PROBLEM
Return the listing below in full, with every line exactly as it is.

DATA LINES

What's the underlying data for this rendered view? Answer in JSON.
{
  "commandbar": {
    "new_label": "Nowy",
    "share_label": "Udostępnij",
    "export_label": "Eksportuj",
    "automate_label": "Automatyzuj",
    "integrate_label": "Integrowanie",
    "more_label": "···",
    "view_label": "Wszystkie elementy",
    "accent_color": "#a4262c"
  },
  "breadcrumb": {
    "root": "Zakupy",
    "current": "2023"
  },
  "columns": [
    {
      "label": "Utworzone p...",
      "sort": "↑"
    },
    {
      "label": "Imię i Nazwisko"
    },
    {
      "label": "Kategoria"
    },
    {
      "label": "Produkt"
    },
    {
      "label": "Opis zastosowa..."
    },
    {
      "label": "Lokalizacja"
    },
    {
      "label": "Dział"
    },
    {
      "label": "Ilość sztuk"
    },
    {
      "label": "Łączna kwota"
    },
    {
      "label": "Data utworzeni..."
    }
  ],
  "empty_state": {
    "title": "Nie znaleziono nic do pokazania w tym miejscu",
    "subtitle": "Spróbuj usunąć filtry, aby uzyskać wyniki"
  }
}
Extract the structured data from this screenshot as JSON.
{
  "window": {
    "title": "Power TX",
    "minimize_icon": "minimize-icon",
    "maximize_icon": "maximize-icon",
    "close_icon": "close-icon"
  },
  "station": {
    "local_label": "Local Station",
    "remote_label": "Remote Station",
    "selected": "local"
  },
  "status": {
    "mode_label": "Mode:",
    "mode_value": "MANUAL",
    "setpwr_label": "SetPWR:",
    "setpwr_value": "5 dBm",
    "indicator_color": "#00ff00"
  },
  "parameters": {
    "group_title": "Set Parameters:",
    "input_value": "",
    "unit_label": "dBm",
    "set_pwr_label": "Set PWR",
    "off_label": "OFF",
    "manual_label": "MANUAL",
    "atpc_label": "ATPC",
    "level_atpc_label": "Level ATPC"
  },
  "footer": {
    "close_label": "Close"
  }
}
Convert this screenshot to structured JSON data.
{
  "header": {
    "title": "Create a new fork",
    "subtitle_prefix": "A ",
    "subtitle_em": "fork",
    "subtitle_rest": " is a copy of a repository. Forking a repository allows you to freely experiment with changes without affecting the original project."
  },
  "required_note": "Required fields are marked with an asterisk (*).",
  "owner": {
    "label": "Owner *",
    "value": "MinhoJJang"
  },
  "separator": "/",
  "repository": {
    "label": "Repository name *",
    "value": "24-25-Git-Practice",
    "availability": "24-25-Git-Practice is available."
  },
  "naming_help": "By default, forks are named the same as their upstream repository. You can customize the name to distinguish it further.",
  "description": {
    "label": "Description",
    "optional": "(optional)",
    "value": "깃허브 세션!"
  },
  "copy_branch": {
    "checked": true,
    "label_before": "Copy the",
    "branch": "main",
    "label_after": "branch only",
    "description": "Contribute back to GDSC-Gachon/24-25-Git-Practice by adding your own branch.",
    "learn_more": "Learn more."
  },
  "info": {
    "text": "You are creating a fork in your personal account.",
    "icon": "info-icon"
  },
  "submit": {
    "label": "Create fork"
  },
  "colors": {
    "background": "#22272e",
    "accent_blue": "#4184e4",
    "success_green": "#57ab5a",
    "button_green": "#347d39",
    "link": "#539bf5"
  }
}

RESULT OF THE TASK
What's the underlying data for this rendered view? Answer in JSON.
{
  "commandbar": {
    "new_label": "Nowy",
    "share_label": "Udostępnij",
    "export_label": "Eksportuj",
    "automate_label": "Automatyzuj",
    "integrate_label": "Integrowanie",
    "more_label": "···",
    "view_label": "Wszystkie elementy",
    "accent_color": "#a4262c"
  },
  "breadcrumb": {
    "root": "Zakupy",
    "current": "2023"
  },
  "columns": [
    {
      "label": "Utworzone p...",
      "sort": "↑"
    },
    {
      "label": "Imię i Nazwisko"
    },
    {
      "label": "Kategoria"
    },
    {
      "label": "Produkt"
    },
    {
      "label": "Opis zastosowa..."
    },
    {
      "label": "Lokalizacja"
    },
    {
      "label": "Dział"
    },
    {
      "label": "Ilość sztuk"
    },
    {
      "label": "Łączna kwota"
    },
    {
      "label": "Data utworzeni..."
    }
  ],
  "empty_state": {
    "title": "Nie znaleziono nic do pokazania w tym miejscu",
    "subtitle": "Spróbuj usunąć filtry, aby uzyskać wyniki"
  }
}
Extract the structured data from this screenshot as JSON.
{
  "window": {
    "title": "Power TX",
    "minimize_icon": "minimize-icon",
    "maximize_icon": "maximize-icon",
    "close_icon": "close-icon"
  },
  "station": {
    "local_label": "Local Station",
    "remote_label": "Remote Station",
    "selected": "local"
  },
  "status": {
    "mode_label": "Mode:",
    "mode_value": "MANUAL",
    "setpwr_label": "SetPWR:",
    "setpwr_value": "5 dBm",
    "indicator_color": "#00ff00"
  },
  "parameters": {
    "group_title": "Set Parameters:",
    "input_value": "",
    "unit_label": "dBm",
    "set_pwr_label": "Set PWR",
    "off_label": "OFF",
    "manual_label": "MANUAL",
    "atpc_label": "ATPC",
    "level_atpc_label": "Level ATPC"
  },
  "footer": {
    "close_label": "Close"
  }
}
Convert this screenshot to structured JSON data.
{
  "header": {
    "title": "Create a new fork",
    "subtitle_prefix": "A ",
    "subtitle_em": "fork",
    "subtitle_rest": " is a copy of a repository. Forking a repository allows you to freely experiment with changes without affecting the original project."
  },
  "required_note": "Required fields are marked with an asterisk (*).",
  "owner": {
    "label": "Owner *",
    "value": "MinhoJJang"
  },
  "separator": "/",
  "repository": {
    "label": "Repository name *",
    "value": "24-25-Git-Practice",
    "availability": "24-25-Git-Practice is available."
  },
  "naming_help": "By default, forks are named the same as their upstream repository. You can customize the name to distinguish it further.",
  "description": {
    "label": "Description",
    "optional": "(optional)",
    "value": "깃허브 세션!"
  },
  "copy_branch": {
    "checked": true,
    "label_before": "Copy the",
    "branch": "main",
    "label_after": "branch only",
    "description": "Contribute back to GDSC-Gachon/24-25-Git-Practice by adding your own branch.",
    "learn_more": "Learn more."
  },
  "info": {
    "text": "You are creating a fork in your personal account.",
    "icon": "info-icon"
  },
  "submit": {
    "label": "Create fork"
  },
  "colors": {
    "background": "#22272e",
    "accent_blue": "#4184e4",
    "success_green": "#57ab5a",
    "button_green": "#347d39",
    "link": "#539bf5"
  }
}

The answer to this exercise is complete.